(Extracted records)
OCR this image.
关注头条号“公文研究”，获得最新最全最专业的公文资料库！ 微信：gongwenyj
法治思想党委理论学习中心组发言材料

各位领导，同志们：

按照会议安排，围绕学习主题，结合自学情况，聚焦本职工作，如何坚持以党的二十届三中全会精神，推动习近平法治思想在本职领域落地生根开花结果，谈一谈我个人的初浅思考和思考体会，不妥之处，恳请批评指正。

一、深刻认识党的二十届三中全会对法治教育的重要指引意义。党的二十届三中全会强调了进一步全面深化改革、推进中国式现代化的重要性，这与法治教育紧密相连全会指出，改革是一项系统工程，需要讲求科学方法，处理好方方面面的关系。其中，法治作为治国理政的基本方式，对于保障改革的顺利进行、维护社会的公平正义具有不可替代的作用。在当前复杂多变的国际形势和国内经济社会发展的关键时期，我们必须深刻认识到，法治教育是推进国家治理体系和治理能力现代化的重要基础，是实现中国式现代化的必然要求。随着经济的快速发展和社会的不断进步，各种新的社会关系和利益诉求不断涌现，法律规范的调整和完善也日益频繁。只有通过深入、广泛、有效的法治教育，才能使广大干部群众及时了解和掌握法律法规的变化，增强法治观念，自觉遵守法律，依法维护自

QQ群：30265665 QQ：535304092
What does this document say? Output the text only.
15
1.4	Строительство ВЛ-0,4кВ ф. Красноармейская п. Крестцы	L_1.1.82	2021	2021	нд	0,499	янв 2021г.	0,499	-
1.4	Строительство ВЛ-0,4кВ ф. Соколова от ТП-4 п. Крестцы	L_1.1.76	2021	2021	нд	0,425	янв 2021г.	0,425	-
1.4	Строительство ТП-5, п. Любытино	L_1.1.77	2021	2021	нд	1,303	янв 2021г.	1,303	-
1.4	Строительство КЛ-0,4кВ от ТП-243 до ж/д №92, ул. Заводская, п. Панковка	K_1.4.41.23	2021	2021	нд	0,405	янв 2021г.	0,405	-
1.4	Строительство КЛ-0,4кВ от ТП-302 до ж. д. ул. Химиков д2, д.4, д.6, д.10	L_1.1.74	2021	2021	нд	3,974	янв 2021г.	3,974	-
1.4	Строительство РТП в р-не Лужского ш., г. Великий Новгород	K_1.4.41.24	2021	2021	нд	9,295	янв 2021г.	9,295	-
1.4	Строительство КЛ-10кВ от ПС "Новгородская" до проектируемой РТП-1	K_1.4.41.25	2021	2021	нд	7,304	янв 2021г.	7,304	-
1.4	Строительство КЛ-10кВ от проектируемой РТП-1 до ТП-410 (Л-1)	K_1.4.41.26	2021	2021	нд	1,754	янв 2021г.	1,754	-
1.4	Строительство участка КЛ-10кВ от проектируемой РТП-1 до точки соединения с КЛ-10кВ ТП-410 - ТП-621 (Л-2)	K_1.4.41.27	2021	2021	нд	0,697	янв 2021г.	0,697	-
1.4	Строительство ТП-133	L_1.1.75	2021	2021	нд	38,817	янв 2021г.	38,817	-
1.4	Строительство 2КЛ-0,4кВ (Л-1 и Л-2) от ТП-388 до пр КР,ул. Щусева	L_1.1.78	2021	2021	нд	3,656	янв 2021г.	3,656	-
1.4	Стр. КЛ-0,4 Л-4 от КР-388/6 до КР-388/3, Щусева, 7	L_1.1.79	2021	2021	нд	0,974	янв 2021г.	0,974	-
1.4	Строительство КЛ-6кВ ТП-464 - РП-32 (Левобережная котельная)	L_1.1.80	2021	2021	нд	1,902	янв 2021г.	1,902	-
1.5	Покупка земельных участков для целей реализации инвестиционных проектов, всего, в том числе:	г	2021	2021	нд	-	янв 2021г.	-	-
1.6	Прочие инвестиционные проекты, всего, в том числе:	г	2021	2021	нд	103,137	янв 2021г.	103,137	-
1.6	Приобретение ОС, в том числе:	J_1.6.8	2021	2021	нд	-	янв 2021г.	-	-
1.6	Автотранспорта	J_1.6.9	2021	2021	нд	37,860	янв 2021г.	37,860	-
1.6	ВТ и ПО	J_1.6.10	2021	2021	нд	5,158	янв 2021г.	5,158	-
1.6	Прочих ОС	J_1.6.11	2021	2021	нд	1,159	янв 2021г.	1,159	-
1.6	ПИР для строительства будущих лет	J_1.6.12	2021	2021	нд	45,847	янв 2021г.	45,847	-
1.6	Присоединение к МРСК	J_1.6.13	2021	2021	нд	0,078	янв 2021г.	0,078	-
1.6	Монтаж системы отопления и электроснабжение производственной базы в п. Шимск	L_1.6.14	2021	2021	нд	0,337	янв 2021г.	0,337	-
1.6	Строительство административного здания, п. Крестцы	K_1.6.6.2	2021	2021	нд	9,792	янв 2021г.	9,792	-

Description of the task —
Each line of the material must be restated exactly.

Exercise result —
OCR this image.
关注头条号“公文研究”，获得最新最全最专业的公文资料库！ 微信：gongwenyj
法治思想党委理论学习中心组发言材料

各位领导，同志们：

按照会议安排，围绕学习主题，结合自学情况，聚焦本职工作，如何坚持以党的二十届三中全会精神，推动习近平法治思想在本职领域落地生根开花结果，谈一谈我个人的初浅思考和思考体会，不妥之处，恳请批评指正。

一、深刻认识党的二十届三中全会对法治教育的重要指引意义。党的二十届三中全会强调了进一步全面深化改革、推进中国式现代化的重要性，这与法治教育紧密相连全会指出，改革是一项系统工程，需要讲求科学方法，处理好方方面面的关系。其中，法治作为治国理政的基本方式，对于保障改革的顺利进行、维护社会的公平正义具有不可替代的作用。在当前复杂多变的国际形势和国内经济社会发展的关键时期，我们必须深刻认识到，法治教育是推进国家治理体系和治理能力现代化的重要基础，是实现中国式现代化的必然要求。随着经济的快速发展和社会的不断进步，各种新的社会关系和利益诉求不断涌现，法律规范的调整和完善也日益频繁。只有通过深入、广泛、有效的法治教育，才能使广大干部群众及时了解和掌握法律法规的变化，增强法治观念，自觉遵守法律，依法维护自

QQ群：30265665 QQ：535304092
What does this document say? Output the text only.
15
1.4	Строительство ВЛ-0,4кВ ф. Красноармейская п. Крестцы	L_1.1.82	2021	2021	нд	0,499	янв 2021г.	0,499	-
1.4	Строительство ВЛ-0,4кВ ф. Соколова от ТП-4 п. Крестцы	L_1.1.76	2021	2021	нд	0,425	янв 2021г.	0,425	-
1.4	Строительство ТП-5, п. Любытино	L_1.1.77	2021	2021	нд	1,303	янв 2021г.	1,303	-
1.4	Строительство КЛ-0,4кВ от ТП-243 до ж/д №92, ул. Заводская, п. Панковка	K_1.4.41.23	2021	2021	нд	0,405	янв 2021г.	0,405	-
1.4	Строительство КЛ-0,4кВ от ТП-302 до ж. д. ул. Химиков д2, д.4, д.6, д.10	L_1.1.74	2021	2021	нд	3,974	янв 2021г.	3,974	-
1.4	Строительство РТП в р-не Лужского ш., г. Великий Новгород	K_1.4.41.24	2021	2021	нд	9,295	янв 2021г.	9,295	-
1.4	Строительство КЛ-10кВ от ПС "Новгородская" до проектируемой РТП-1	K_1.4.41.25	2021	2021	нд	7,304	янв 2021г.	7,304	-
1.4	Строительство КЛ-10кВ от проектируемой РТП-1 до ТП-410 (Л-1)	K_1.4.41.26	2021	2021	нд	1,754	янв 2021г.	1,754	-
1.4	Строительство участка КЛ-10кВ от проектируемой РТП-1 до точки соединения с КЛ-10кВ ТП-410 - ТП-621 (Л-2)	K_1.4.41.27	2021	2021	нд	0,697	янв 2021г.	0,697	-
1.4	Строительство ТП-133	L_1.1.75	2021	2021	нд	38,817	янв 2021г.	38,817	-
1.4	Строительство 2КЛ-0,4кВ (Л-1 и Л-2) от ТП-388 до пр КР,ул. Щусева	L_1.1.78	2021	2021	нд	3,656	янв 2021г.	3,656	-
1.4	Стр. КЛ-0,4 Л-4 от КР-388/6 до КР-388/3, Щусева, 7	L_1.1.79	2021	2021	нд	0,974	янв 2021г.	0,974	-
1.4	Строительство КЛ-6кВ ТП-464 - РП-32 (Левобережная котельная)	L_1.1.80	2021	2021	нд	1,902	янв 2021г.	1,902	-
1.5	Покупка земельных участков для целей реализации инвестиционных проектов, всего, в том числе:	г	2021	2021	нд	-	янв 2021г.	-	-
1.6	Прочие инвестиционные проекты, всего, в том числе:	г	2021	2021	нд	103,137	янв 2021г.	103,137	-
1.6	Приобретение ОС, в том числе:	J_1.6.8	2021	2021	нд	-	янв 2021г.	-	-
1.6	Автотранспорта	J_1.6.9	2021	2021	нд	37,860	янв 2021г.	37,860	-
1.6	ВТ и ПО	J_1.6.10	2021	2021	нд	5,158	янв 2021г.	5,158	-
1.6	Прочих ОС	J_1.6.11	2021	2021	нд	1,159	янв 2021г.	1,159	-
1.6	ПИР для строительства будущих лет	J_1.6.12	2021	2021	нд	45,847	янв 2021г.	45,847	-
1.6	Присоединение к МРСК	J_1.6.13	2021	2021	нд	0,078	янв 2021г.	0,078	-
1.6	Монтаж системы отопления и электроснабжение производственной базы в п. Шимск	L_1.6.14	2021	2021	нд	0,337	янв 2021г.	0,337	-
1.6	Строительство административного здания, п. Крестцы	K_1.6.6.2	2021	2021	нд	9,792	янв 2021г.	9,792	-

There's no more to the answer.